[Short problem] Extract from the listing each line in which the word "Certified" appears.

[Rows]
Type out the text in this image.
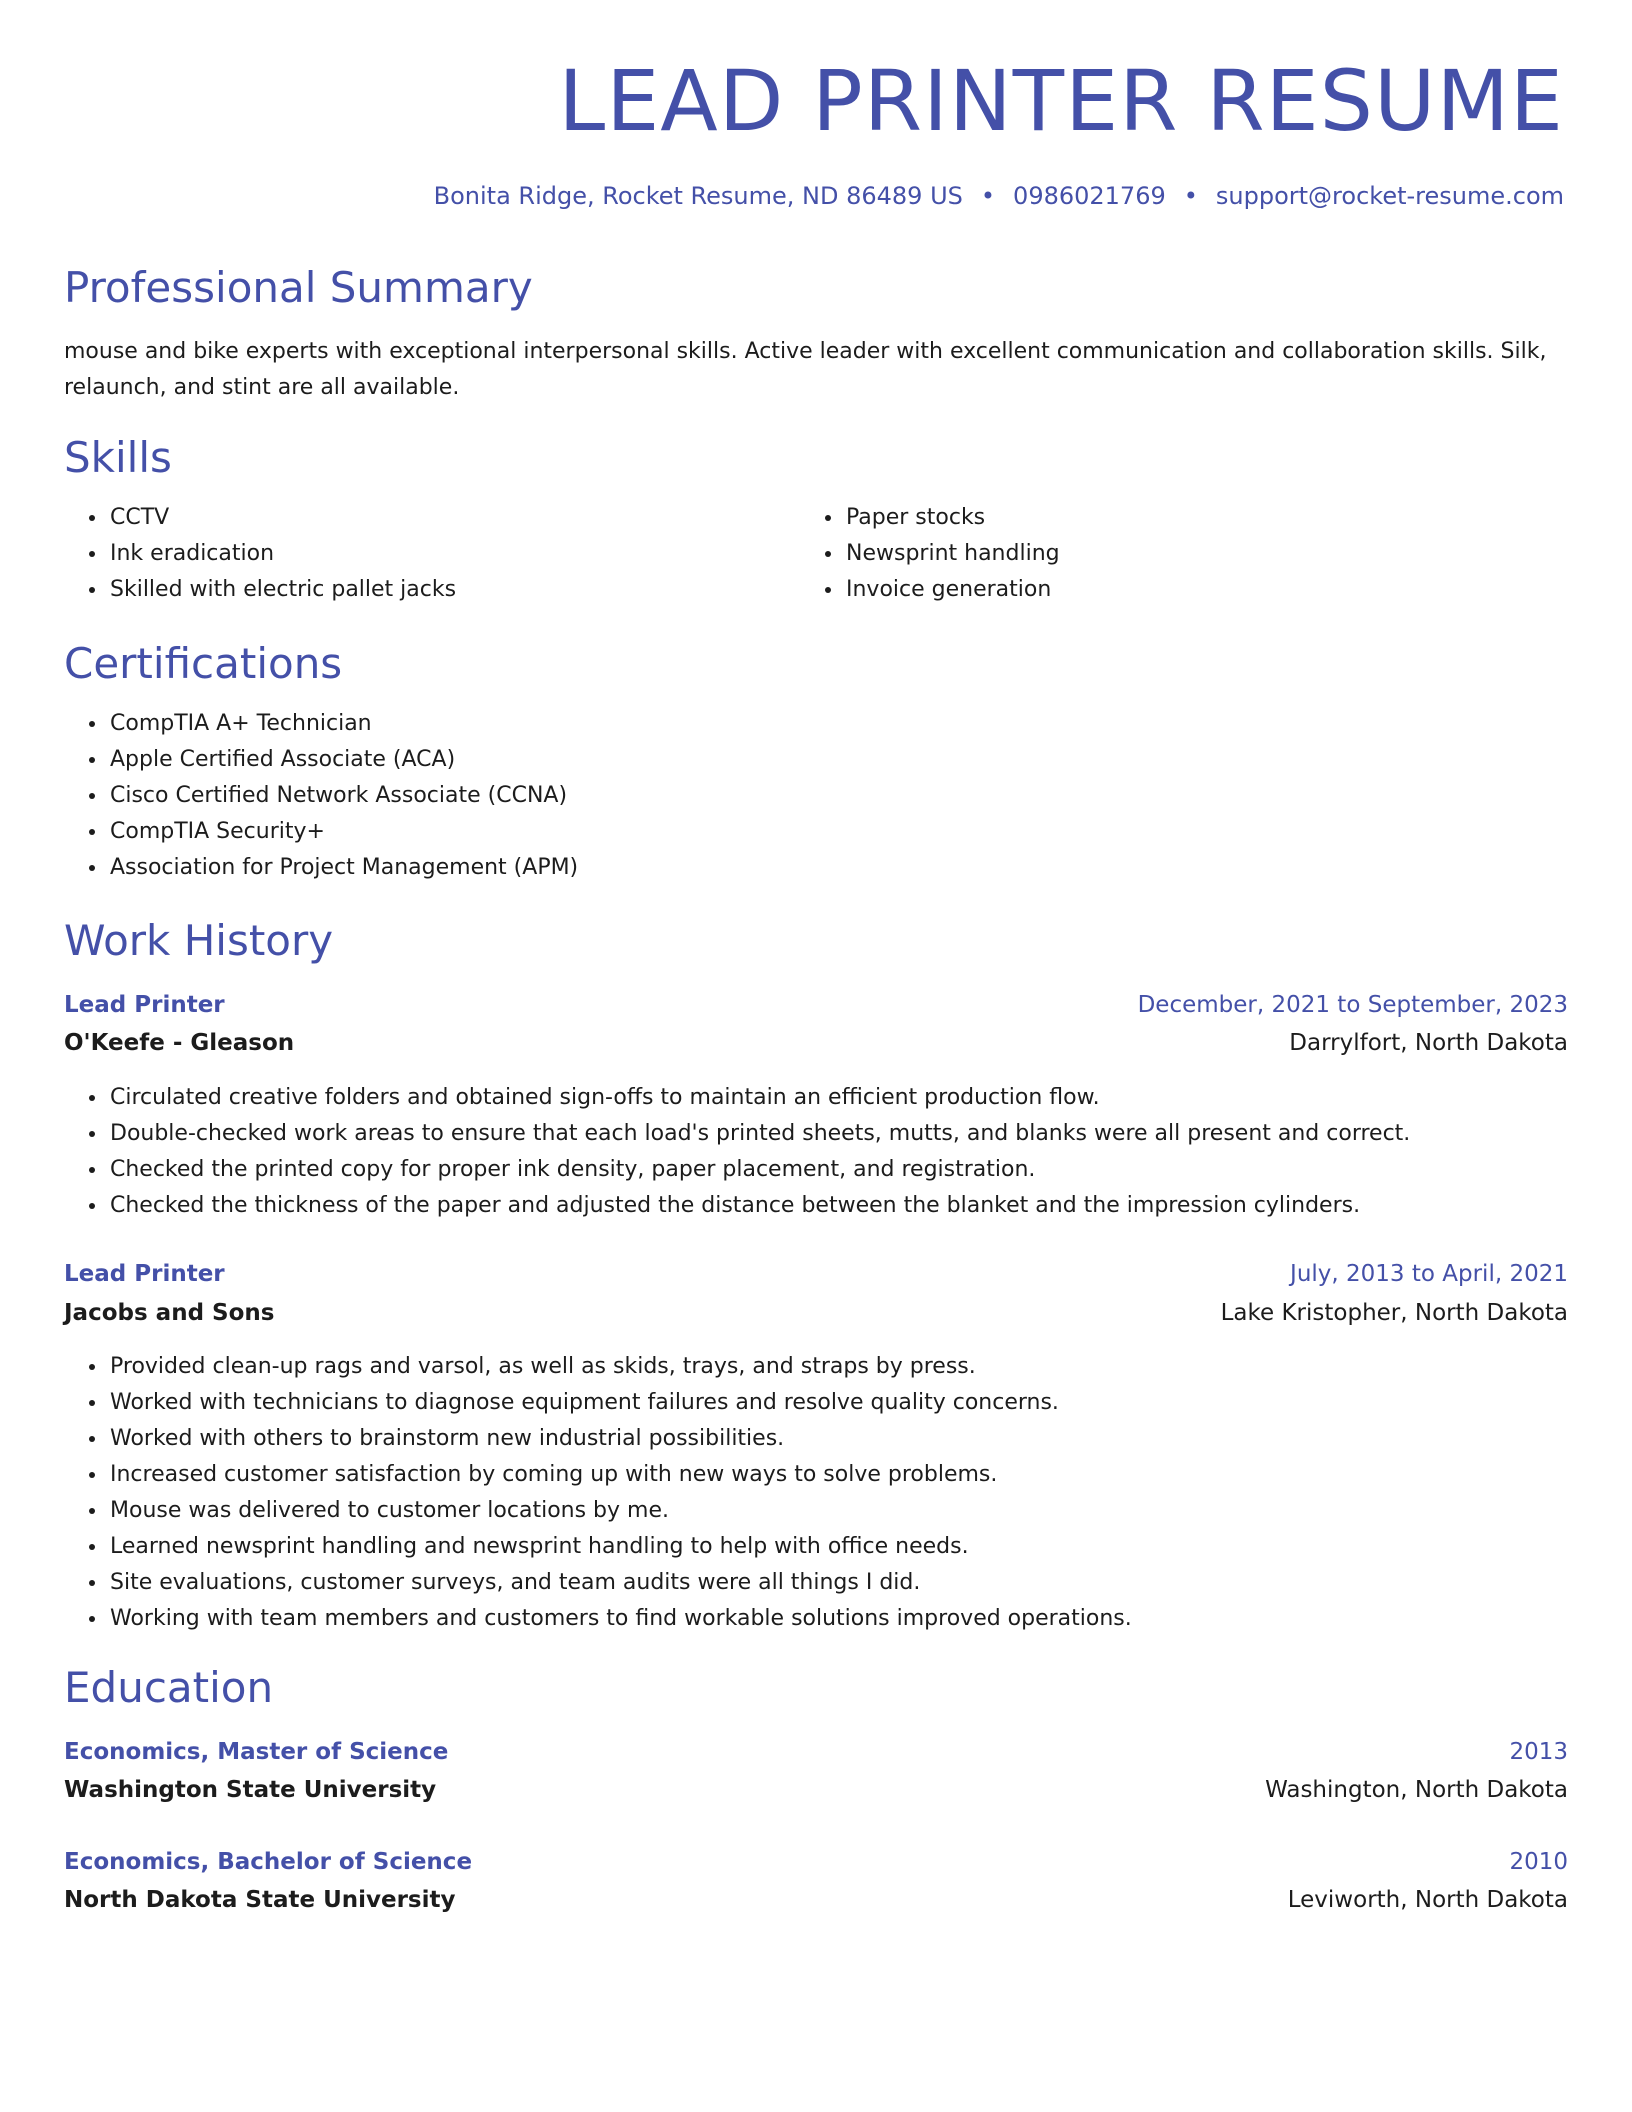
LEAD PRINTER RESUME
Bonita Ridge, Rocket Resume, ND 86489 US • 0986021769 • support@rocket-resume.com
Professional Summary

mouse and bike experts with exceptional interpersonal skills. Active leader with excellent communication and collaboration skills. Silk, relaunch, and stint are all available.

Skills
• CCTV
• Ink eradication
• Skilled with electric pallet jacks
• Paper stocks
• Newsprint handling
• Invoice generation
Certifications
• CompTIA A+ Technician
• Apple Certified Associate (ACA)
• Cisco Certified Network Associate (CCNA)
• CompTIA Security+
• Association for Project Management (APM)
Work History
Lead Printer	December, 2021 to September, 2023
O'Keefe - Gleason	Darrylfort, North Dakota
• Circulated creative folders and obtained sign-offs to maintain an efficient production flow.
• Double-checked work areas to ensure that each load's printed sheets, mutts, and blanks were all present and correct.
• Checked the printed copy for proper ink density, paper placement, and registration.
• Checked the thickness of the paper and adjusted the distance between the blanket and the impression cylinders.
Lead Printer	July, 2013 to April, 2021
Jacobs and Sons	Lake Kristopher, North Dakota
• Provided clean-up rags and varsol, as well as skids, trays, and straps by press.
• Worked with technicians to diagnose equipment failures and resolve quality concerns.
• Worked with others to brainstorm new industrial possibilities.
• Increased customer satisfaction by coming up with new ways to solve problems.
• Mouse was delivered to customer locations by me.
• Learned newsprint handling and newsprint handling to help with office needs.
• Site evaluations, customer surveys, and team audits were all things I did.
• Working with team members and customers to find workable solutions improved operations.
Education
Economics, Master of Science	2013
Washington State University	Washington, North Dakota
Economics, Bachelor of Science	2010
North Dakota State University	Leviworth, North Dakota
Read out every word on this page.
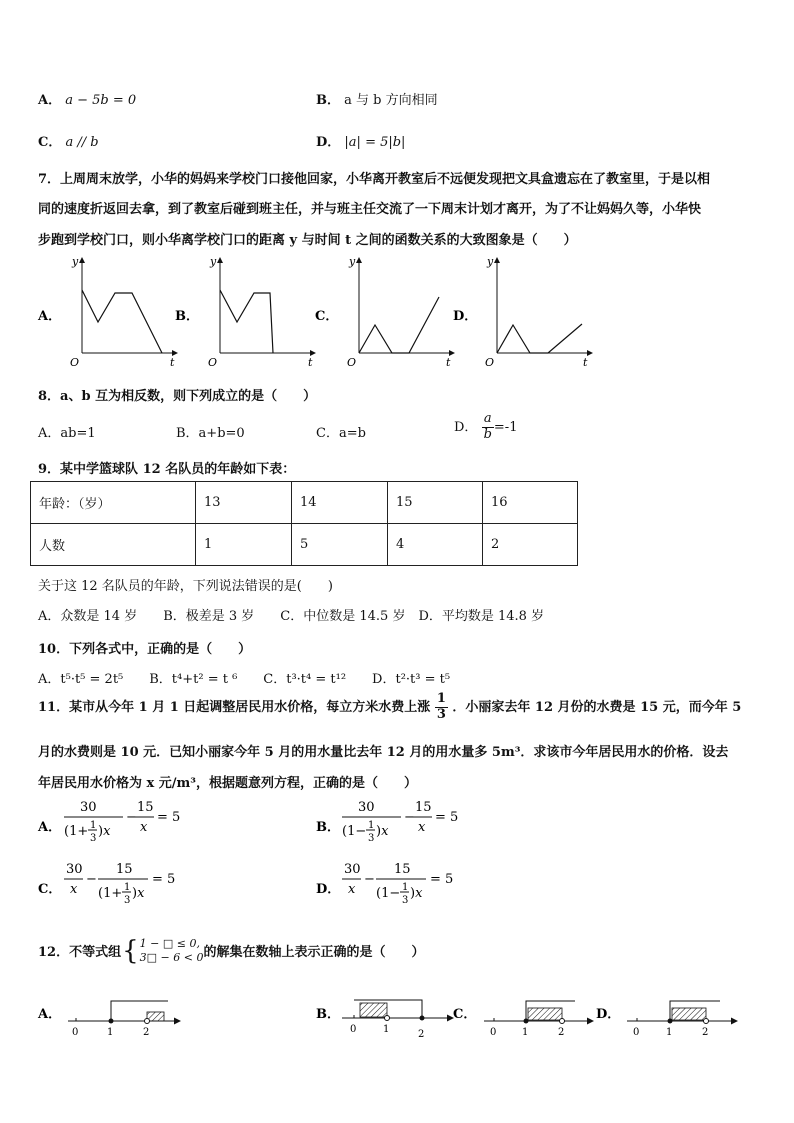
A． a − 5b = 0	B． a 与 b 方向相同
C． a // b	D． |a| = 5|b|
7．上周周末放学，小华的妈妈来学校门口接他回家，小华离开教室后不远便发现把文具盒遗忘在了教室里，于是以相
同的速度折返回去拿，到了教室后碰到班主任，并与班主任交流了一下周末计划才离开，为了不让妈妈久等，小华快
步跑到学校门口，则小华离学校门口的距离 y 与时间 t 之间的函数关系的大致图象是（　　）
A．
y
t
O
B．
y
t
O
C．
y
t
O
D．
y
t
O
8．a、b 互为相反数，则下列成立的是（　　）
A．ab=1	B．a+b=0	C．a=b	D． $\frac{a}{b} =-1$
9．某中学篮球队 12 名队员的年龄如下表：
年龄：（岁）	13	14	15	16
人数	1	5	4	2
关于这 12 名队员的年龄，下列说法错误的是(　　)
A．众数是 14 岁　　B．极差是 3 岁　　C．中位数是 14.5 岁　D．平均数是 14.8 岁
10．下列各式中，正确的是（　　）
A．t⁵·t⁵ = 2t⁵　　B．t⁴+t² = t ⁶　　C．t³·t⁴ = t¹²　　D．t²·t³ = t⁵
11．某市从今年 1 月 1 日起调整居民用水价格，每立方米水费上涨 $\frac{1}{3}$ ．小丽家去年 12 月份的水费是 15 元，而今年 5
月的水费则是 10 元．已知小丽家今年 5 月的用水量比去年 12 月的用水量多 5m³．求该市今年居民用水的价格．设去
年居民用水价格为 x 元/m³，根据题意列方程，正确的是（　　）
A．
30
(1+ 1
3 )x
−
15
x
= 5
B．
30
(1− 1
3 )x
−
15
x
= 5
C．
30
x
−
15
(1+ 1
3 )x
= 5
D．
30
x
−
15
(1− 1
3 )x
= 5
12．不等式组 { 1 − □ ≤ 0,
3□ − 6 < 0 的解集在数轴上表示正确的是（　　）
A．
0	1	2
B．
0	1	2
C．
0	1	2
D．
0	1	2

[Output of the exercise]
• Apple Certified Associate (ACA)
• Cisco Certified Network Associate (CCNA)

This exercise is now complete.